> **DATA SECTION**
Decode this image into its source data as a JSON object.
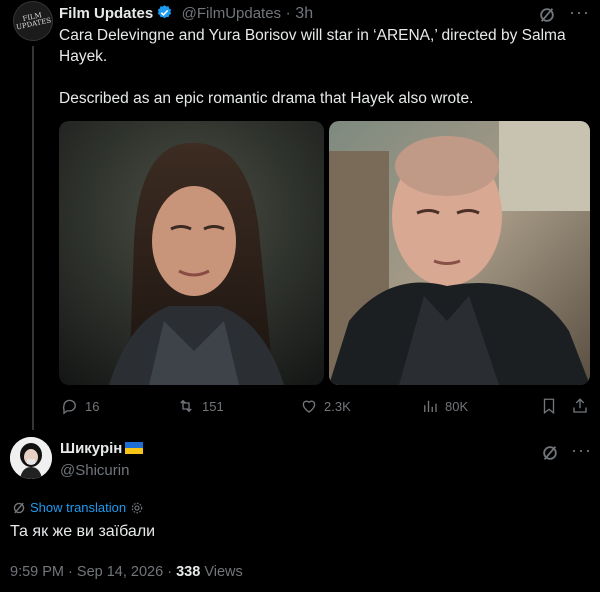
{
  "parent": {
    "avatar_text": "FILM UPDATES",
    "name": "Film Updates",
    "handle": "@FilmUpdates",
    "separator": "·",
    "time": "3h",
    "text_line1": "Cara Delevingne and Yura Borisov will star in ‘ARENA,’ directed by Salma Hayek.",
    "text_line2": "Described as an epic romantic drama that Hayek also wrote.",
    "stats": {
      "replies": "16",
      "reposts": "151",
      "likes": "2.3K",
      "views": "80K"
    }
  },
  "reply": {
    "name": "Шикурін",
    "handle": "@Shicurin",
    "translate_label": "Show translation",
    "text": "Та як же ви заїбали",
    "time": "9:59 PM",
    "separator": "·",
    "date": "Sep 14, 2026",
    "views_count": "338",
    "views_label": "Views"
  },
  "colors": {
    "accent": "#1d9bf0",
    "muted": "#71767b",
    "text": "#e7e9ea",
    "background": "#000000"
  }
}
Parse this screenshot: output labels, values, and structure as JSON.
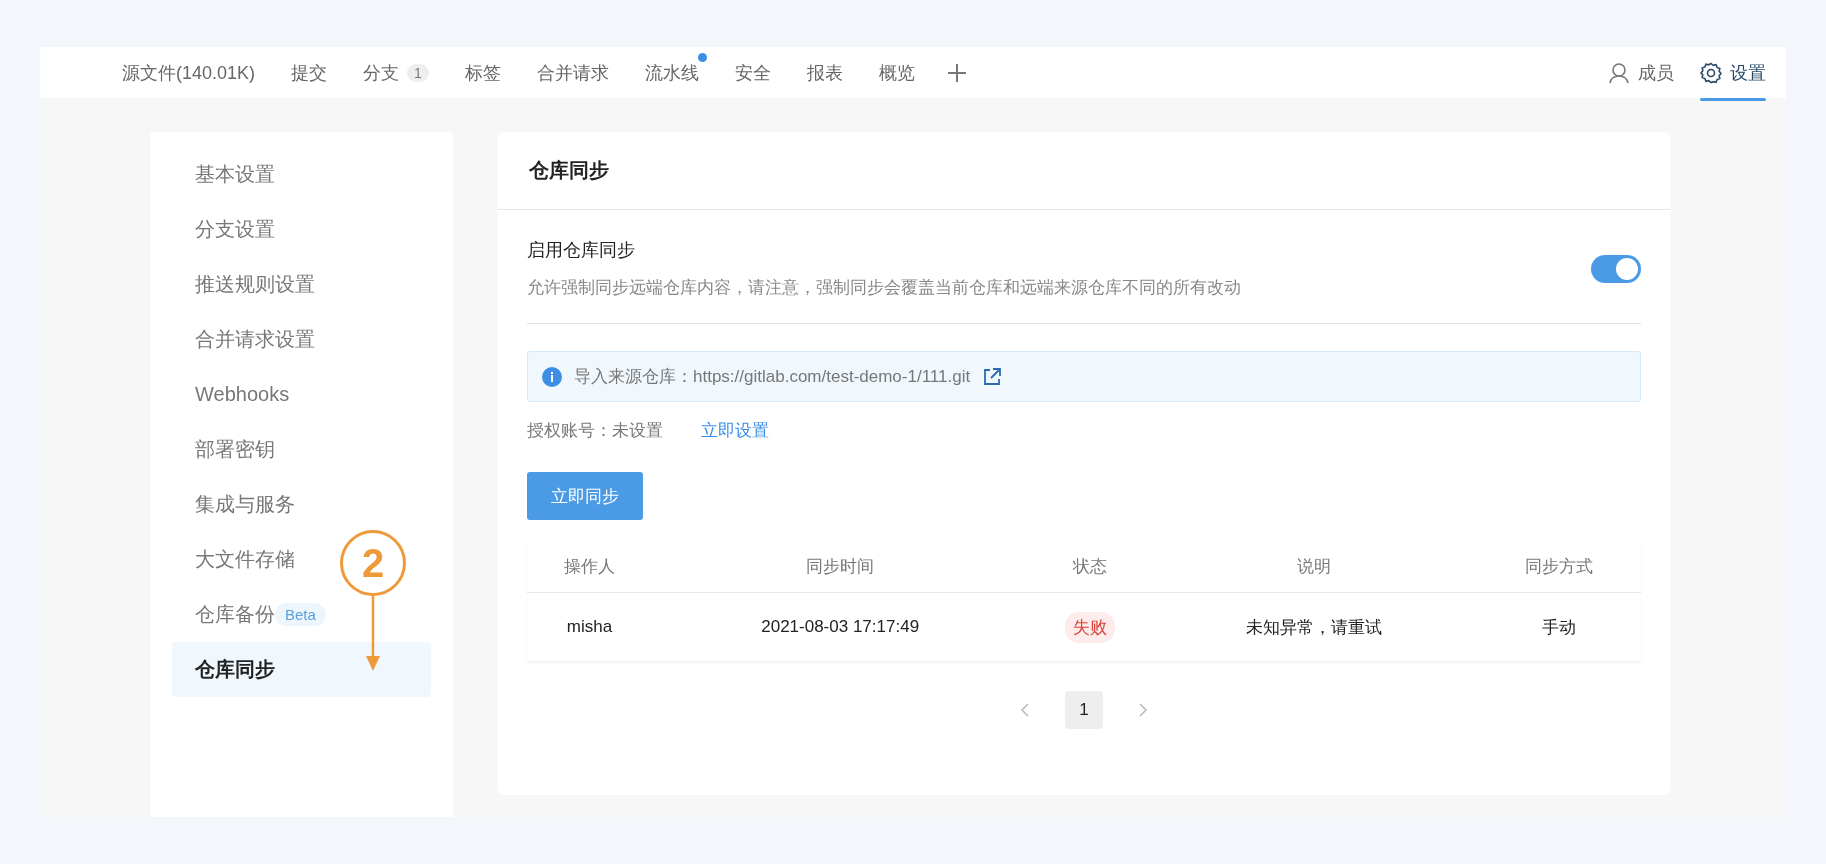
{
  "nav": {
    "tabs": [
      {
        "label": "源文件(140.01K)",
        "selected": false
      },
      {
        "label": "提交",
        "selected": false
      },
      {
        "label": "分支",
        "selected": false,
        "badge": "1"
      },
      {
        "label": "标签",
        "selected": false
      },
      {
        "label": "合并请求",
        "selected": false
      },
      {
        "label": "流水线",
        "selected": false,
        "has_dot": true
      },
      {
        "label": "安全",
        "selected": false
      },
      {
        "label": "报表",
        "selected": false
      },
      {
        "label": "概览",
        "selected": false
      }
    ],
    "right": [
      {
        "kind": "members",
        "label": "成员",
        "selected": false
      },
      {
        "kind": "settings",
        "label": "设置",
        "selected": true
      }
    ]
  },
  "sidebar": {
    "items": [
      {
        "label": "基本设置",
        "selected": false
      },
      {
        "label": "分支设置",
        "selected": false
      },
      {
        "label": "推送规则设置",
        "selected": false
      },
      {
        "label": "合并请求设置",
        "selected": false
      },
      {
        "label": "Webhooks",
        "selected": false
      },
      {
        "label": "部署密钥",
        "selected": false
      },
      {
        "label": "集成与服务",
        "selected": false
      },
      {
        "label": "大文件存储",
        "selected": false
      },
      {
        "label": "仓库备份",
        "selected": false,
        "badge": "Beta"
      },
      {
        "label": "仓库同步",
        "selected": true
      }
    ]
  },
  "panel": {
    "title": "仓库同步",
    "setting": {
      "label": "启用仓库同步",
      "description": "允许强制同步远端仓库内容，请注意，强制同步会覆盖当前仓库和远端来源仓库不同的所有改动",
      "on": true
    },
    "info": {
      "text": "导入来源仓库：https://gitlab.com/test-demo-1/111.git"
    },
    "auth": {
      "label": "授权账号：未设置",
      "link": "立即设置"
    },
    "button": "立即同步",
    "table": {
      "columns": [
        "操作人",
        "同步时间",
        "状态",
        "说明",
        "同步方式"
      ],
      "rows": [
        {
          "operator": "misha",
          "time": "2021-08-03 17:17:49",
          "status": {
            "label": "失败",
            "kind": "failed"
          },
          "note": "未知异常，请重试",
          "method": "手动"
        }
      ]
    },
    "pagination": {
      "prev_disabled": true,
      "next_disabled": true,
      "pages": [
        {
          "label": "1",
          "selected": true
        }
      ]
    }
  },
  "annotation": {
    "step": "2"
  }
}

> **TASK STATEMENT**
Look through the entries above. Extract each line with the word "true".

> **EXERCISE SOLUTION**
        "has_dot": true
        "selected": true
        "selected": true
      "on": true
      "prev_disabled": true,
      "next_disabled": true,
          "selected": true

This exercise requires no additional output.